Stored records
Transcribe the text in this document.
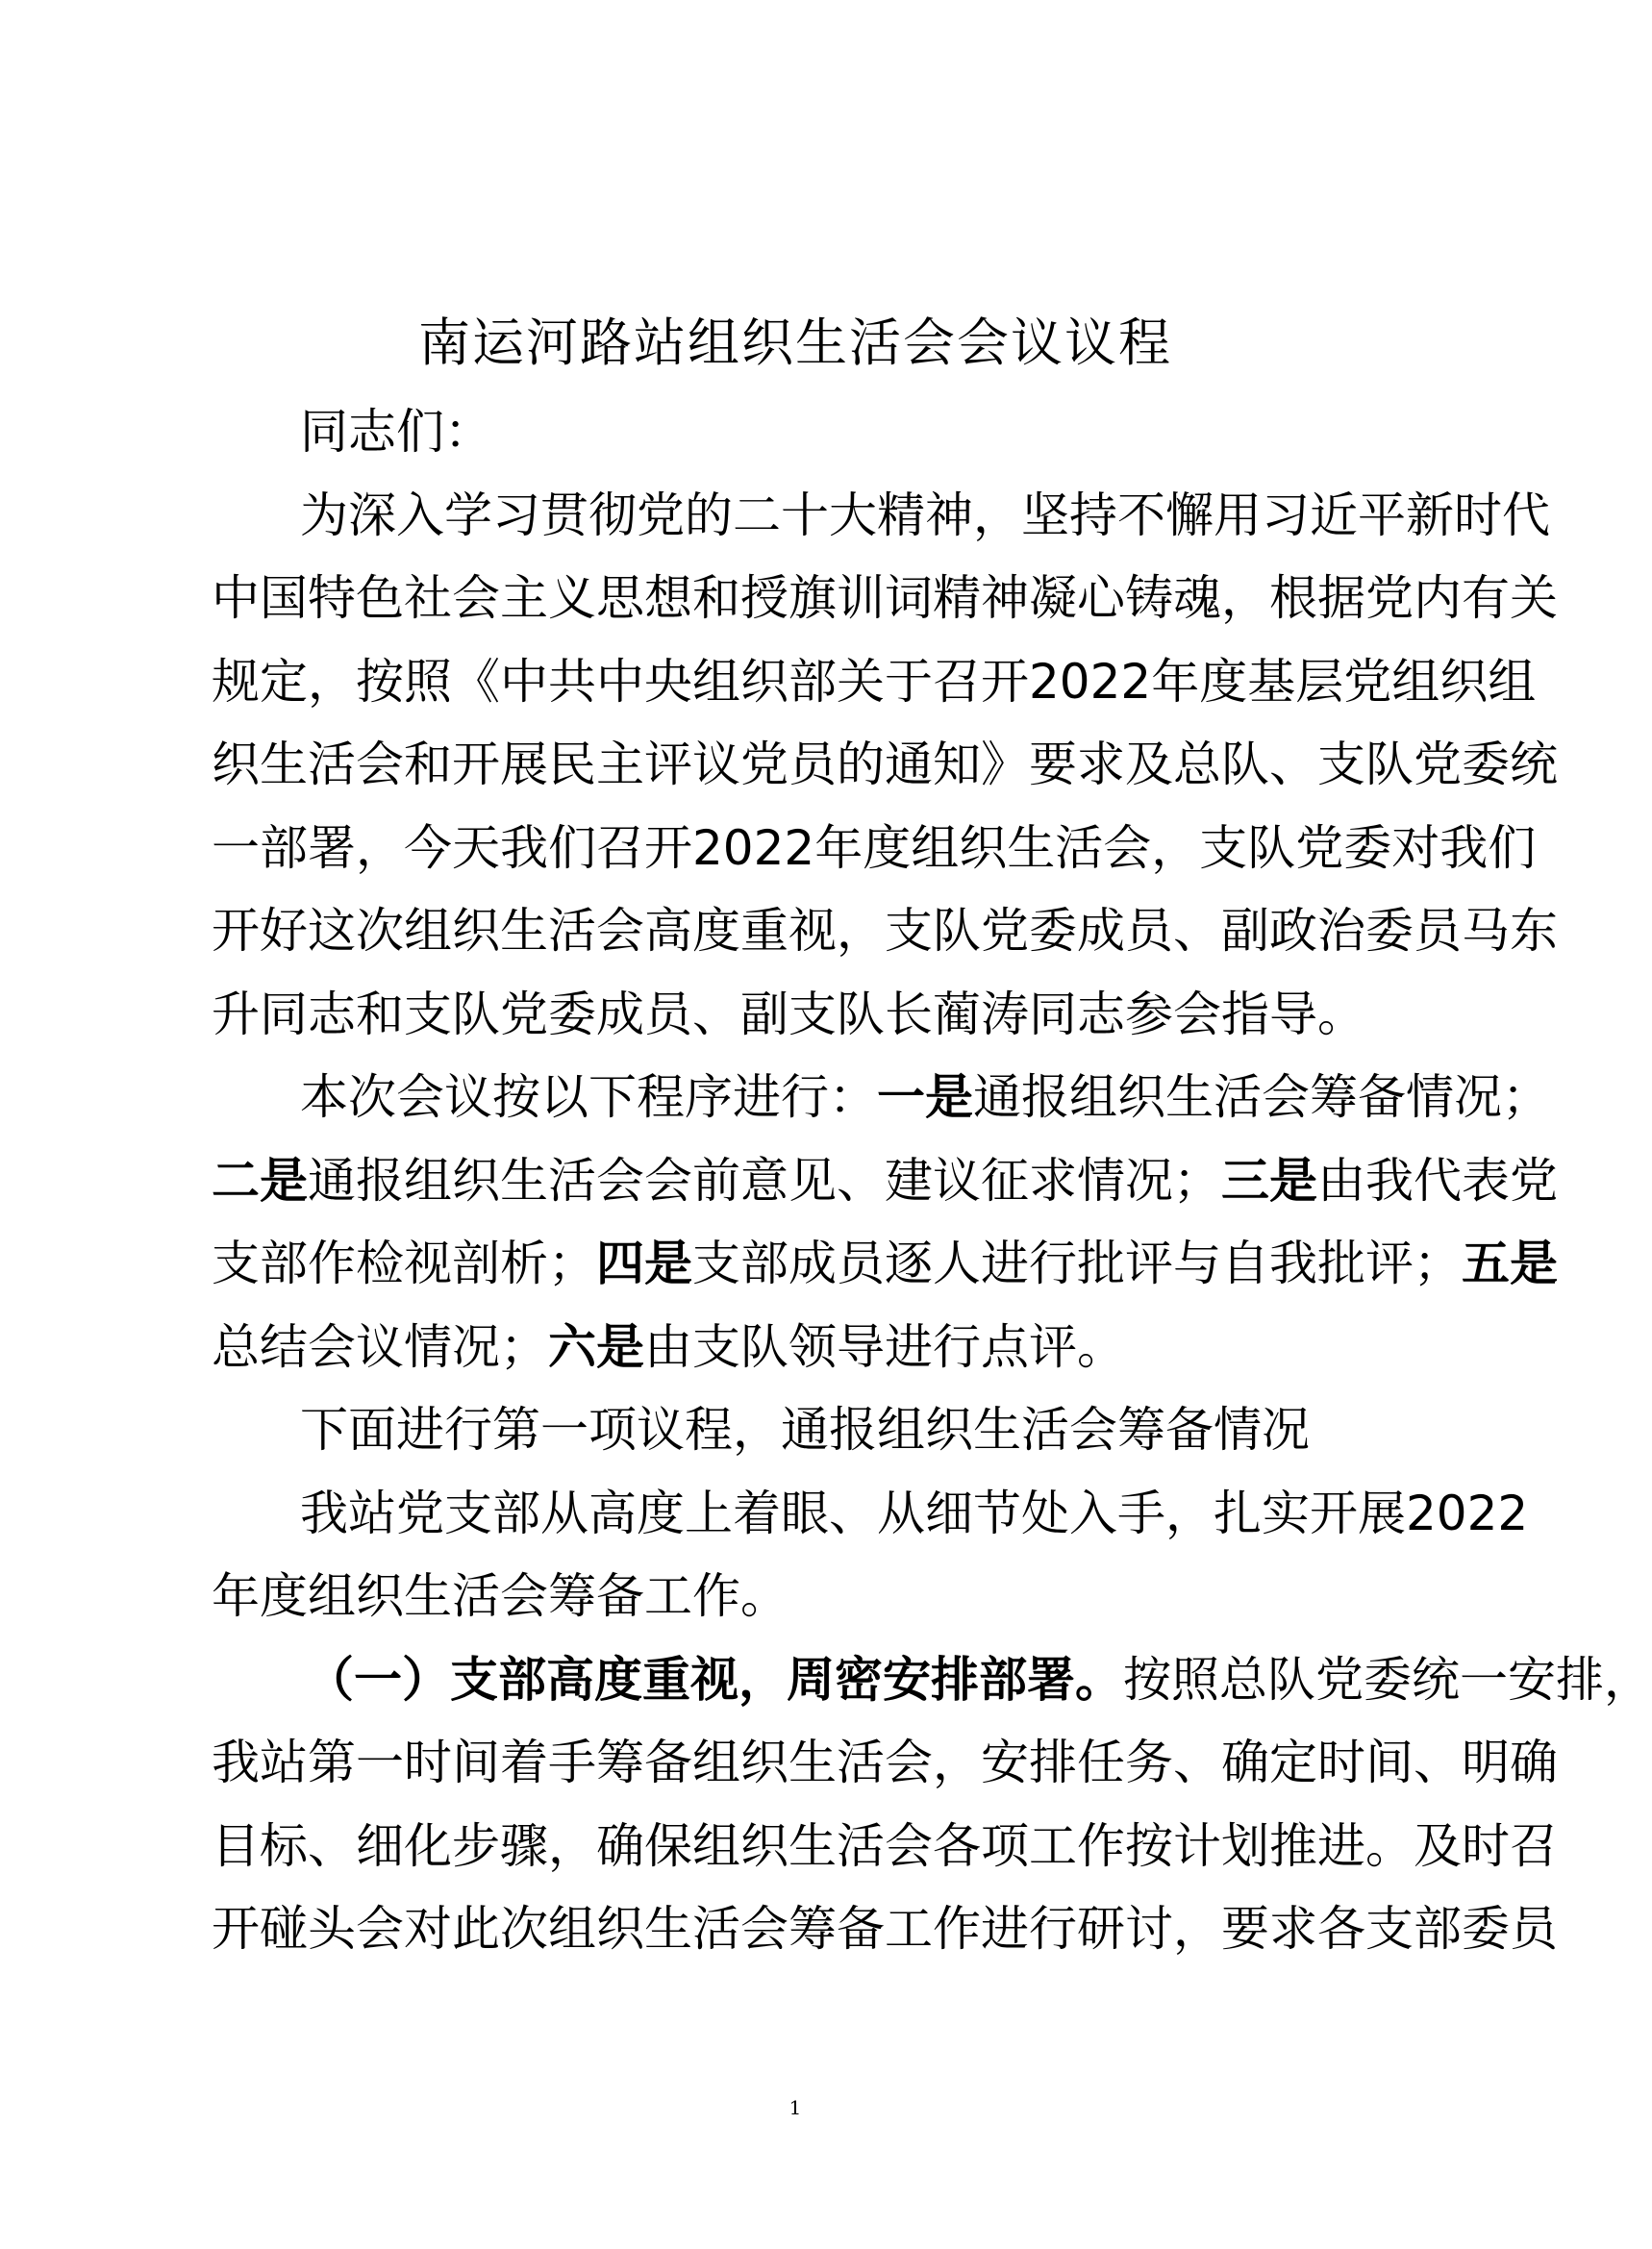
南运河路站组织生活会会议议程
同志们：
为深入学习贯彻党的二十大精神，坚持不懈用习近平新时代
中国特色社会主义思想和授旗训词精神凝心铸魂，根据党内有关
规定，按照《中共中央组织部关于召开2022年度基层党组织组
织生活会和开展民主评议党员的通知》要求及总队、支队党委统
一部署，今天我们召开2022年度组织生活会，支队党委对我们
开好这次组织生活会高度重视，支队党委成员、副政治委员马东
升同志和支队党委成员、副支队长蔺涛同志参会指导。
本次会议按以下程序进行：一是通报组织生活会筹备情况；
二是通报组织生活会会前意见、建议征求情况；三是由我代表党
支部作检视剖析；四是支部成员逐人进行批评与自我批评；五是
总结会议情况；六是由支队领导进行点评。
下面进行第一项议程，通报组织生活会筹备情况
我站党支部从高度上着眼、从细节处入手，扎实开展2022
年度组织生活会筹备工作。
（一）支部高度重视，周密安排部署。按照总队党委统一安排，
我站第一时间着手筹备组织生活会，安排任务、确定时间、明确
目标、细化步骤，确保组织生活会各项工作按计划推进。及时召
开碰头会对此次组织生活会筹备工作进行研讨，要求各支部委员
1
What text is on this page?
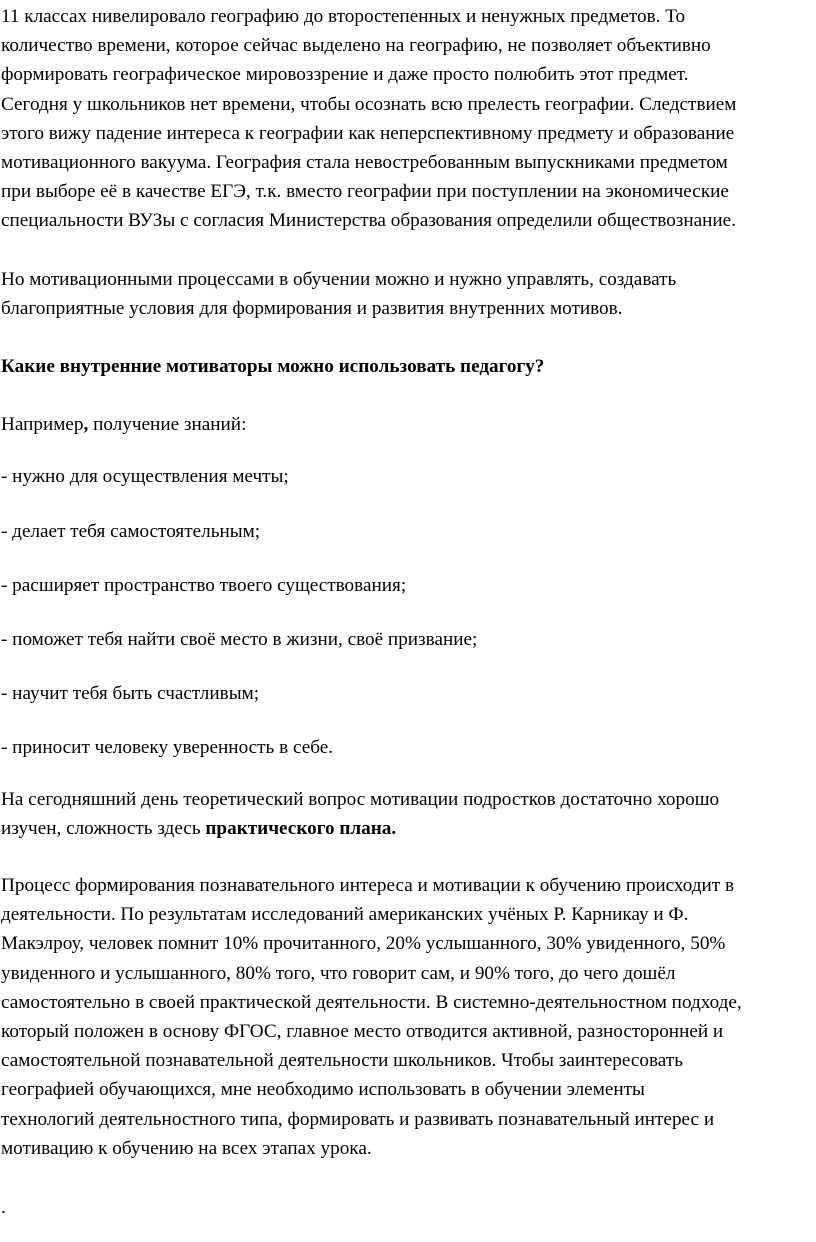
11 классах нивелировало географию до второстепенных и ненужных предметов. То
количество времени, которое сейчас выделено на географию, не позволяет объективно
формировать географическое мировоззрение и даже просто полюбить этот предмет.
Сегодня у школьников нет времени, чтобы осознать всю прелесть географии. Следствием
этого вижу падение интереса к географии как неперспективному предмету и образование
мотивационного вакуума. География стала невостребованным выпускниками предметом
при выборе её в качестве ЕГЭ, т.к. вместо географии при поступлении на экономические
специальности ВУЗы с согласия Министерства образования определили обществознание.
Но мотивационными процессами в обучении можно и нужно управлять, создавать
благоприятные условия для формирования и развития внутренних мотивов.
Какие внутренние мотиваторы можно использовать педагогу?
Например, получение знаний:
- нужно для осуществления мечты;
- делает тебя самостоятельным;
- расширяет пространство твоего существования;
- поможет тебя найти своё место в жизни, своё призвание;
- научит тебя быть счастливым;
- приносит человеку уверенность в себе.
На сегодняшний день теоретический вопрос мотивации подростков достаточно хорошо
изучен, сложность здесь практического плана.
Процесс формирования познавательного интереса и мотивации к обучению происходит в
деятельности. По результатам исследований американских учёных Р. Карникау и Ф.
Макэлроу, человек помнит 10% прочитанного, 20% услышанного, 30% увиденного, 50%
увиденного и услышанного, 80% того, что говорит сам, и 90% того, до чего дошёл
самостоятельно в своей практической деятельности. В системно-деятельностном подходе,
который положен в основу ФГОС, главное место отводится активной, разносторонней и
самостоятельной познавательной деятельности школьников. Чтобы заинтересовать
географией обучающихся, мне необходимо использовать в обучении элементы
технологий деятельностного типа, формировать и развивать познавательный интерес и
мотивацию к обучению на всех этапах урока.
.
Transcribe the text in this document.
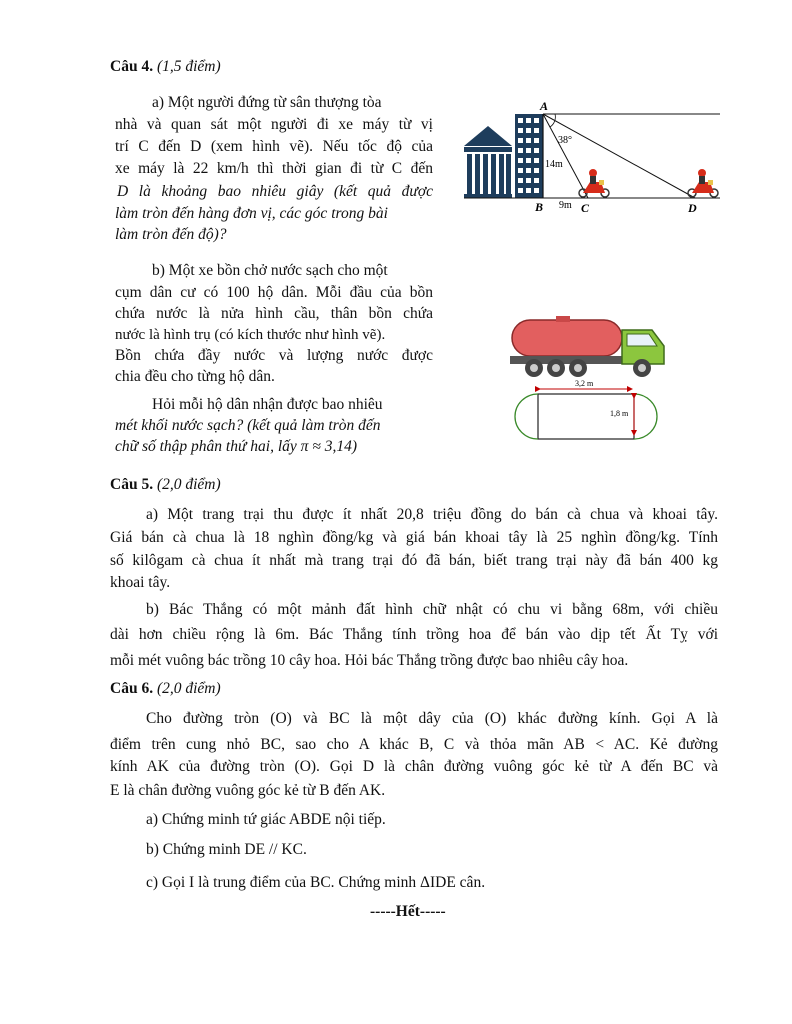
Câu 4. (1,5 điểm)
a) Một người đứng từ sân thượng tòa
nhà và quan sát một người đi xe máy từ vị
trí C đến D (xem hình vẽ). Nếu tốc độ của
xe máy là 22 km/h thì thời gian đi từ C đến
D là khoảng bao nhiêu giây (kết quả được
làm tròn đến hàng đơn vị, các góc trong bài
làm tròn đến độ)?
A
38°
14m
B 9m C	D
b) Một xe bồn chở nước sạch cho một
cụm dân cư có 100 hộ dân. Mỗi đầu của bồn
chứa nước là nửa hình cầu, thân bồn chứa
nước là hình trụ (có kích thước như hình vẽ).
Bồn chứa đầy nước và lượng nước được
chia đều cho từng hộ dân.
Hỏi mỗi hộ dân nhận được bao nhiêu
mét khối nước sạch? (kết quả làm tròn đến
chữ số thập phân thứ hai, lấy π ≈ 3,14)
3,2 m
1,8 m
Câu 5. (2,0 điểm)
a) Một trang trại thu được ít nhất 20,8 triệu đồng do bán cà chua và khoai tây.
Giá bán cà chua là 18 nghìn đồng/kg và giá bán khoai tây là 25 nghìn đồng/kg. Tính
số kilôgam cà chua ít nhất mà trang trại đó đã bán, biết trang trại này đã bán 400 kg
khoai tây.
b) Bác Thắng có một mảnh đất hình chữ nhật có chu vi bằng 68m, với chiều
dài hơn chiều rộng là 6m. Bác Thắng tính trồng hoa để bán vào dịp tết Ất Tỵ với
mỗi mét vuông bác trồng 10 cây hoa. Hỏi bác Thắng trồng được bao nhiêu cây hoa.
Câu 6. (2,0 điểm)
Cho đường tròn (O) và BC là một dây của (O) khác đường kính. Gọi A là
điểm trên cung nhỏ BC, sao cho A khác B, C và thỏa mãn AB < AC. Kẻ đường
kính AK của đường tròn (O). Gọi D là chân đường vuông góc kẻ từ A đến BC và
E là chân đường vuông góc kẻ từ B đến AK.
a) Chứng minh tứ giác ABDE nội tiếp.
b) Chứng minh DE // KC.
c) Gọi I là trung điểm của BC. Chứng minh ΔIDE cân.
-----Hết-----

- GOAL
Retype the listing exactly. Pictures do not belong in the copy.

- SOLUTION TO THIS PROBLEM
Transcribe the text in this document.
南运河路站组织生活会会议议程
同志们：
为深入学习贯彻党的二十大精神，坚持不懈用习近平新时代
中国特色社会主义思想和授旗训词精神凝心铸魂，根据党内有关
规定，按照《中共中央组织部关于召开2022年度基层党组织组
织生活会和开展民主评议党员的通知》要求及总队、支队党委统
一部署，今天我们召开2022年度组织生活会，支队党委对我们
开好这次组织生活会高度重视，支队党委成员、副政治委员马东
升同志和支队党委成员、副支队长蔺涛同志参会指导。
本次会议按以下程序进行：一是通报组织生活会筹备情况；
二是通报组织生活会会前意见、建议征求情况；三是由我代表党
支部作检视剖析；四是支部成员逐人进行批评与自我批评；五是
总结会议情况；六是由支队领导进行点评。
下面进行第一项议程，通报组织生活会筹备情况
我站党支部从高度上着眼、从细节处入手，扎实开展2022
年度组织生活会筹备工作。
（一）支部高度重视，周密安排部署。按照总队党委统一安排，
我站第一时间着手筹备组织生活会，安排任务、确定时间、明确
目标、细化步骤，确保组织生活会各项工作按计划推进。及时召
开碰头会对此次组织生活会筹备工作进行研讨，要求各支部委员
1
What text is on this page?
11 классах нивелировало географию до второстепенных и ненужных предметов. То
количество времени, которое сейчас выделено на географию, не позволяет объективно
формировать географическое мировоззрение и даже просто полюбить этот предмет.
Сегодня у школьников нет времени, чтобы осознать всю прелесть географии. Следствием
этого вижу падение интереса к географии как неперспективному предмету и образование
мотивационного вакуума. География стала невостребованным выпускниками предметом
при выборе её в качестве ЕГЭ, т.к. вместо географии при поступлении на экономические
специальности ВУЗы с согласия Министерства образования определили обществознание.
Но мотивационными процессами в обучении можно и нужно управлять, создавать
благоприятные условия для формирования и развития внутренних мотивов.
Какие внутренние мотиваторы можно использовать педагогу?
Например, получение знаний:
- нужно для осуществления мечты;
- делает тебя самостоятельным;
- расширяет пространство твоего существования;
- поможет тебя найти своё место в жизни, своё призвание;
- научит тебя быть счастливым;
- приносит человеку уверенность в себе.
На сегодняшний день теоретический вопрос мотивации подростков достаточно хорошо
изучен, сложность здесь практического плана.
Процесс формирования познавательного интереса и мотивации к обучению происходит в
деятельности. По результатам исследований американских учёных Р. Карникау и Ф.
Макэлроу, человек помнит 10% прочитанного, 20% услышанного, 30% увиденного, 50%
увиденного и услышанного, 80% того, что говорит сам, и 90% того, до чего дошёл
самостоятельно в своей практической деятельности. В системно-деятельностном подходе,
который положен в основу ФГОС, главное место отводится активной, разносторонней и
самостоятельной познавательной деятельности школьников. Чтобы заинтересовать
географией обучающихся, мне необходимо использовать в обучении элементы
технологий деятельностного типа, формировать и развивать познавательный интерес и
мотивацию к обучению на всех этапах урока.
.
Transcribe the text in this document.
Câu 4. (1,5 điểm)
a) Một người đứng từ sân thượng tòa
nhà và quan sát một người đi xe máy từ vị
trí C đến D (xem hình vẽ). Nếu tốc độ của
xe máy là 22 km/h thì thời gian đi từ C đến
D là khoảng bao nhiêu giây (kết quả được
làm tròn đến hàng đơn vị, các góc trong bài
làm tròn đến độ)?
A
38°
14m
B 9m C	D
b) Một xe bồn chở nước sạch cho một
cụm dân cư có 100 hộ dân. Mỗi đầu của bồn
chứa nước là nửa hình cầu, thân bồn chứa
nước là hình trụ (có kích thước như hình vẽ).
Bồn chứa đầy nước và lượng nước được
chia đều cho từng hộ dân.
Hỏi mỗi hộ dân nhận được bao nhiêu
mét khối nước sạch? (kết quả làm tròn đến
chữ số thập phân thứ hai, lấy π ≈ 3,14)
3,2 m
1,8 m
Câu 5. (2,0 điểm)
a) Một trang trại thu được ít nhất 20,8 triệu đồng do bán cà chua và khoai tây.
Giá bán cà chua là 18 nghìn đồng/kg và giá bán khoai tây là 25 nghìn đồng/kg. Tính
số kilôgam cà chua ít nhất mà trang trại đó đã bán, biết trang trại này đã bán 400 kg
khoai tây.
b) Bác Thắng có một mảnh đất hình chữ nhật có chu vi bằng 68m, với chiều
dài hơn chiều rộng là 6m. Bác Thắng tính trồng hoa để bán vào dịp tết Ất Tỵ với
mỗi mét vuông bác trồng 10 cây hoa. Hỏi bác Thắng trồng được bao nhiêu cây hoa.
Câu 6. (2,0 điểm)
Cho đường tròn (O) và BC là một dây của (O) khác đường kính. Gọi A là
điểm trên cung nhỏ BC, sao cho A khác B, C và thỏa mãn AB < AC. Kẻ đường
kính AK của đường tròn (O). Gọi D là chân đường vuông góc kẻ từ A đến BC và
E là chân đường vuông góc kẻ từ B đến AK.
a) Chứng minh tứ giác ABDE nội tiếp.
b) Chứng minh DE // KC.
c) Gọi I là trung điểm của BC. Chứng minh ΔIDE cân.
-----Hết-----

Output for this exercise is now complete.